[Records from a data source]

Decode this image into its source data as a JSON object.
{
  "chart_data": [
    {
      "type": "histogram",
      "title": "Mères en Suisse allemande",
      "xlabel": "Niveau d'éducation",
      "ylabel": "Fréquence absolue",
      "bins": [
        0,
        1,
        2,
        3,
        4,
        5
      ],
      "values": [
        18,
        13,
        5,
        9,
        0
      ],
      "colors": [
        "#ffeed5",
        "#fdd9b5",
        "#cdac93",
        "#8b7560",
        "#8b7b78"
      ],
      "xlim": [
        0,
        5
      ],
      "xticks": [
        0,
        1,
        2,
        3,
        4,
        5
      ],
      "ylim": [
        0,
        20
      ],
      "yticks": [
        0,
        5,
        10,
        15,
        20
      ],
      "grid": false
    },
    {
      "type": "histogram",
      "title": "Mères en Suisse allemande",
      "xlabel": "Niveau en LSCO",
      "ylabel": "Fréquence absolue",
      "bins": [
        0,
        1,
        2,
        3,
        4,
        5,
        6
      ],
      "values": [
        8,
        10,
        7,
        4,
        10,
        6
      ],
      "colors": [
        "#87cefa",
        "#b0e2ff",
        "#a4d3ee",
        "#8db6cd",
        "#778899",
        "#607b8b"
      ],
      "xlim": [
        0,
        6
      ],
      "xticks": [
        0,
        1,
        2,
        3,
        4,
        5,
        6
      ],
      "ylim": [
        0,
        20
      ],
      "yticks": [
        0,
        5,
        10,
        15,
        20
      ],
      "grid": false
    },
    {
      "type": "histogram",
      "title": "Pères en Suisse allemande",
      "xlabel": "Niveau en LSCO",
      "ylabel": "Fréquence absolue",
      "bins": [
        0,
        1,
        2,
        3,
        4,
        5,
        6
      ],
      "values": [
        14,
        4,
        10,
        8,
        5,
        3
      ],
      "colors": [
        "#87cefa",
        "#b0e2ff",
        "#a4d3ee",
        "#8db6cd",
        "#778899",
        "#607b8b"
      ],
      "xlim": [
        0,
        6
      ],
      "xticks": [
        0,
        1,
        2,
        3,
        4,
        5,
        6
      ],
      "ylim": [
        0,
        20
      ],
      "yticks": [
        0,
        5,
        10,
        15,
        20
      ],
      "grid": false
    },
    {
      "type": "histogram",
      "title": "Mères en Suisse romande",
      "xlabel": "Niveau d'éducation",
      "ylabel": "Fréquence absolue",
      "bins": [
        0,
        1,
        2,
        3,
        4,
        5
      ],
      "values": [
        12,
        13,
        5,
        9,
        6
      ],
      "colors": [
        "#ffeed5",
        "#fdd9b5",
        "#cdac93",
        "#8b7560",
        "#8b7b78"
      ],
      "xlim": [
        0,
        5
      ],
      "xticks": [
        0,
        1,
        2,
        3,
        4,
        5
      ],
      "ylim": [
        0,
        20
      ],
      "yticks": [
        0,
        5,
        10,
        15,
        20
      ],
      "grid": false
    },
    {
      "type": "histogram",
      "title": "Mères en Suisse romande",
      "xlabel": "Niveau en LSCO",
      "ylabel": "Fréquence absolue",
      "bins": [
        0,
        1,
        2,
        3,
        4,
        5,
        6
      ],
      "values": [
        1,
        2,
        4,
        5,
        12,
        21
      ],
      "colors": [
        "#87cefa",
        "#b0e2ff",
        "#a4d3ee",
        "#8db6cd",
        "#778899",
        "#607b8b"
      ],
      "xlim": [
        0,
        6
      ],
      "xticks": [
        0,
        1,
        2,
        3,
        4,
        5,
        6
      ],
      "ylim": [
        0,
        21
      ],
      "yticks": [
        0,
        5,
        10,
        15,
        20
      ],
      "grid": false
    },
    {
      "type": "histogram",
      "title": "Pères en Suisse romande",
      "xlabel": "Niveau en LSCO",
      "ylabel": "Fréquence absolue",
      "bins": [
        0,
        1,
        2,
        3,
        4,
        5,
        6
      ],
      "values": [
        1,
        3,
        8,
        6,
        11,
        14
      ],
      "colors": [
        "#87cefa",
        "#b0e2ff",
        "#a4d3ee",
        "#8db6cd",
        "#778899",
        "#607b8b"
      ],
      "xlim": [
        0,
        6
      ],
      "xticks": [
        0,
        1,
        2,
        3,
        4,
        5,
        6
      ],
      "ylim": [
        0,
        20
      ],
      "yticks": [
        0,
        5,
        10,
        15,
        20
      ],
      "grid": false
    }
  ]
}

**Stated problem:**
Transcribe the material above word for word.

**Response:**
Decode this image into its source data as a JSON object.
{
  "chart_data": [
    {
      "type": "histogram",
      "title": "Mères en Suisse allemande",
      "xlabel": "Niveau d'éducation",
      "ylabel": "Fréquence absolue",
      "bins": [
        0,
        1,
        2,
        3,
        4,
        5
      ],
      "values": [
        18,
        13,
        5,
        9,
        0
      ],
      "colors": [
        "#ffeed5",
        "#fdd9b5",
        "#cdac93",
        "#8b7560",
        "#8b7b78"
      ],
      "xlim": [
        0,
        5
      ],
      "xticks": [
        0,
        1,
        2,
        3,
        4,
        5
      ],
      "ylim": [
        0,
        20
      ],
      "yticks": [
        0,
        5,
        10,
        15,
        20
      ],
      "grid": false
    },
    {
      "type": "histogram",
      "title": "Mères en Suisse allemande",
      "xlabel": "Niveau en LSCO",
      "ylabel": "Fréquence absolue",
      "bins": [
        0,
        1,
        2,
        3,
        4,
        5,
        6
      ],
      "values": [
        8,
        10,
        7,
        4,
        10,
        6
      ],
      "colors": [
        "#87cefa",
        "#b0e2ff",
        "#a4d3ee",
        "#8db6cd",
        "#778899",
        "#607b8b"
      ],
      "xlim": [
        0,
        6
      ],
      "xticks": [
        0,
        1,
        2,
        3,
        4,
        5,
        6
      ],
      "ylim": [
        0,
        20
      ],
      "yticks": [
        0,
        5,
        10,
        15,
        20
      ],
      "grid": false
    },
    {
      "type": "histogram",
      "title": "Pères en Suisse allemande",
      "xlabel": "Niveau en LSCO",
      "ylabel": "Fréquence absolue",
      "bins": [
        0,
        1,
        2,
        3,
        4,
        5,
        6
      ],
      "values": [
        14,
        4,
        10,
        8,
        5,
        3
      ],
      "colors": [
        "#87cefa",
        "#b0e2ff",
        "#a4d3ee",
        "#8db6cd",
        "#778899",
        "#607b8b"
      ],
      "xlim": [
        0,
        6
      ],
      "xticks": [
        0,
        1,
        2,
        3,
        4,
        5,
        6
      ],
      "ylim": [
        0,
        20
      ],
      "yticks": [
        0,
        5,
        10,
        15,
        20
      ],
      "grid": false
    },
    {
      "type": "histogram",
      "title": "Mères en Suisse romande",
      "xlabel": "Niveau d'éducation",
      "ylabel": "Fréquence absolue",
      "bins": [
        0,
        1,
        2,
        3,
        4,
        5
      ],
      "values": [
        12,
        13,
        5,
        9,
        6
      ],
      "colors": [
        "#ffeed5",
        "#fdd9b5",
        "#cdac93",
        "#8b7560",
        "#8b7b78"
      ],
      "xlim": [
        0,
        5
      ],
      "xticks": [
        0,
        1,
        2,
        3,
        4,
        5
      ],
      "ylim": [
        0,
        20
      ],
      "yticks": [
        0,
        5,
        10,
        15,
        20
      ],
      "grid": false
    },
    {
      "type": "histogram",
      "title": "Mères en Suisse romande",
      "xlabel": "Niveau en LSCO",
      "ylabel": "Fréquence absolue",
      "bins": [
        0,
        1,
        2,
        3,
        4,
        5,
        6
      ],
      "values": [
        1,
        2,
        4,
        5,
        12,
        21
      ],
      "colors": [
        "#87cefa",
        "#b0e2ff",
        "#a4d3ee",
        "#8db6cd",
        "#778899",
        "#607b8b"
      ],
      "xlim": [
        0,
        6
      ],
      "xticks": [
        0,
        1,
        2,
        3,
        4,
        5,
        6
      ],
      "ylim": [
        0,
        21
      ],
      "yticks": [
        0,
        5,
        10,
        15,
        20
      ],
      "grid": false
    },
    {
      "type": "histogram",
      "title": "Pères en Suisse romande",
      "xlabel": "Niveau en LSCO",
      "ylabel": "Fréquence absolue",
      "bins": [
        0,
        1,
        2,
        3,
        4,
        5,
        6
      ],
      "values": [
        1,
        3,
        8,
        6,
        11,
        14
      ],
      "colors": [
        "#87cefa",
        "#b0e2ff",
        "#a4d3ee",
        "#8db6cd",
        "#778899",
        "#607b8b"
      ],
      "xlim": [
        0,
        6
      ],
      "xticks": [
        0,
        1,
        2,
        3,
        4,
        5,
        6
      ],
      "ylim": [
        0,
        20
      ],
      "yticks": [
        0,
        5,
        10,
        15,
        20
      ],
      "grid": false
    }
  ]
}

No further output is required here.